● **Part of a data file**
--- Begin ---

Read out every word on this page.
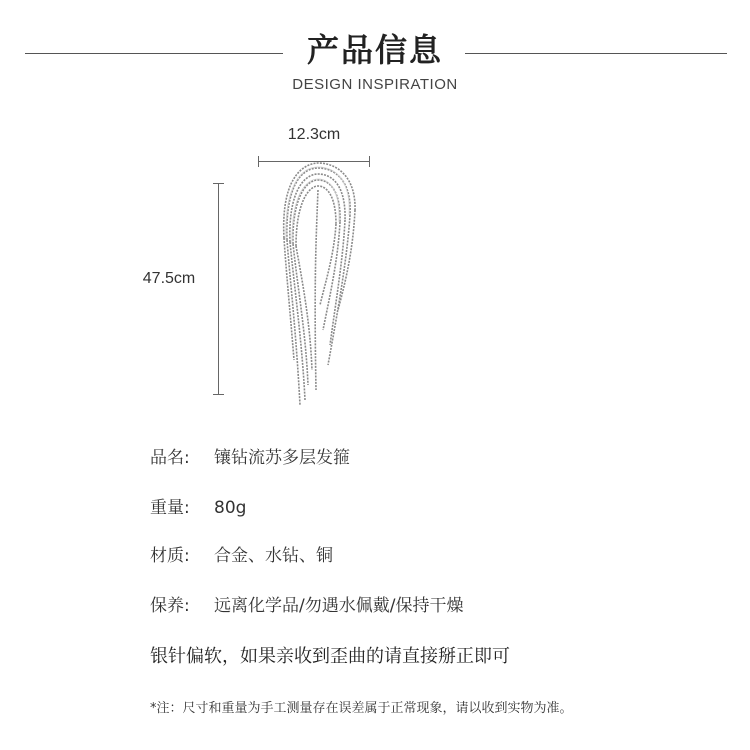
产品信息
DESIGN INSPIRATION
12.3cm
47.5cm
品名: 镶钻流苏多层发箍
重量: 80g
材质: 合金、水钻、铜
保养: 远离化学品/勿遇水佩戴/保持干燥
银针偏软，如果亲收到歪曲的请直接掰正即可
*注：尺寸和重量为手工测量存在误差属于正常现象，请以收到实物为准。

--- End ---
--- Begin ---

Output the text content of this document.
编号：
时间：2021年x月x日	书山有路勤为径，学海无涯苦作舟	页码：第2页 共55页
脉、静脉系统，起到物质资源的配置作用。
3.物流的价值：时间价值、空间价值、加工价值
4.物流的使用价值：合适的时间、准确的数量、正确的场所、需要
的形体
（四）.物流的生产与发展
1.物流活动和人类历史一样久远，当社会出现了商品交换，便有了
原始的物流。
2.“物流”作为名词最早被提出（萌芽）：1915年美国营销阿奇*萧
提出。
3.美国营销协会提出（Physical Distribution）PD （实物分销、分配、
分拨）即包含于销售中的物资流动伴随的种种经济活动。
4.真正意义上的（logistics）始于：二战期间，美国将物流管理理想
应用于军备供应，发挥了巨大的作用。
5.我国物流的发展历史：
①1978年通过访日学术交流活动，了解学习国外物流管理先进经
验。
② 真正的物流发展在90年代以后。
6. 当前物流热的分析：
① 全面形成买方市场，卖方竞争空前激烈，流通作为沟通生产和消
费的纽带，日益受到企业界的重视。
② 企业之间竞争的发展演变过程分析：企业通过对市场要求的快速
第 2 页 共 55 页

--- End ---
--- Begin ---

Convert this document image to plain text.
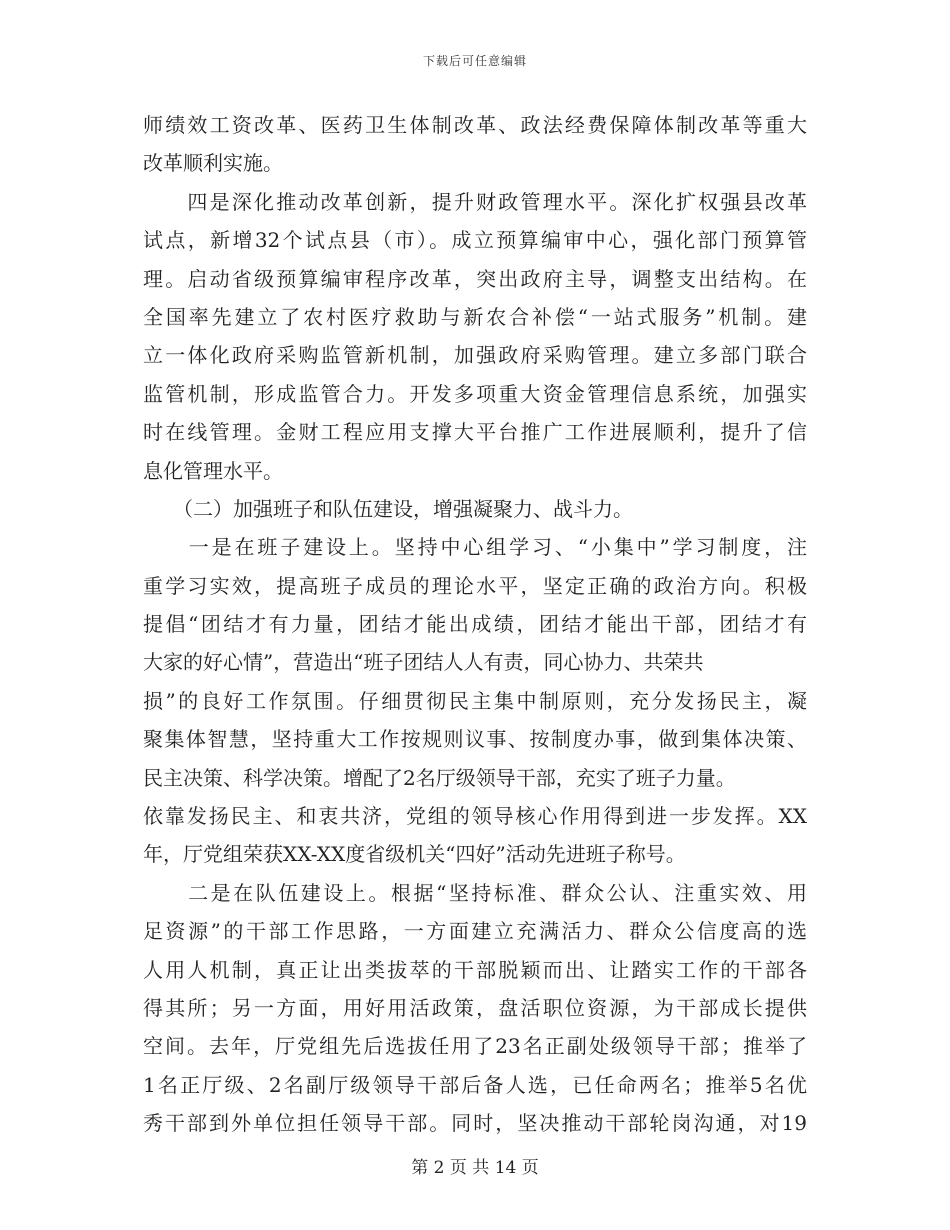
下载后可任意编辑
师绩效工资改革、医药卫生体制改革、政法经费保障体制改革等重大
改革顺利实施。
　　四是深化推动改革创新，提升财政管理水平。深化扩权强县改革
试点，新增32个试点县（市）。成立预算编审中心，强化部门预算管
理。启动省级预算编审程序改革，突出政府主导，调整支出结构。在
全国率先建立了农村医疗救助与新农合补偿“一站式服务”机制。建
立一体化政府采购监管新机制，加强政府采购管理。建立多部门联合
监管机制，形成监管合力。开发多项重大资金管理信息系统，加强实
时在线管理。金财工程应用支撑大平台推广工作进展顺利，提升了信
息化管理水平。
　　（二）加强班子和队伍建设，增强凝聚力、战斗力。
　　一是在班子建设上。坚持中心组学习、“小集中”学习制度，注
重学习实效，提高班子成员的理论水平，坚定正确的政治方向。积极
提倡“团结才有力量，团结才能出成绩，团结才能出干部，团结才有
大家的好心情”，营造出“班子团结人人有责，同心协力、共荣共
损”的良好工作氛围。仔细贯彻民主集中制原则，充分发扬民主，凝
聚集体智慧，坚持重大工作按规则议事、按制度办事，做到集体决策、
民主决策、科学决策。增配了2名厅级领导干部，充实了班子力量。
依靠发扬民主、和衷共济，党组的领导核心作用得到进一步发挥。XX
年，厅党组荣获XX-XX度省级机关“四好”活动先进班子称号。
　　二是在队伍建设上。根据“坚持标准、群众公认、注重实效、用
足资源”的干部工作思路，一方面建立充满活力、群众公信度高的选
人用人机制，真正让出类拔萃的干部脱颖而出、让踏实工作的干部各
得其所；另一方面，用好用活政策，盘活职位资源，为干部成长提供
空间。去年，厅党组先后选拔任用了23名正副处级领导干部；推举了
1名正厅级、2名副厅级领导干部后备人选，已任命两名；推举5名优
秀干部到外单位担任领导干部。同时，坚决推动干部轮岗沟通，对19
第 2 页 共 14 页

--- End ---

● **What is required**
Check each line of the records for the word "text", and show the lines that contain it.

● **The answer**
Output the text content of this document.
Convert this document image to plain text.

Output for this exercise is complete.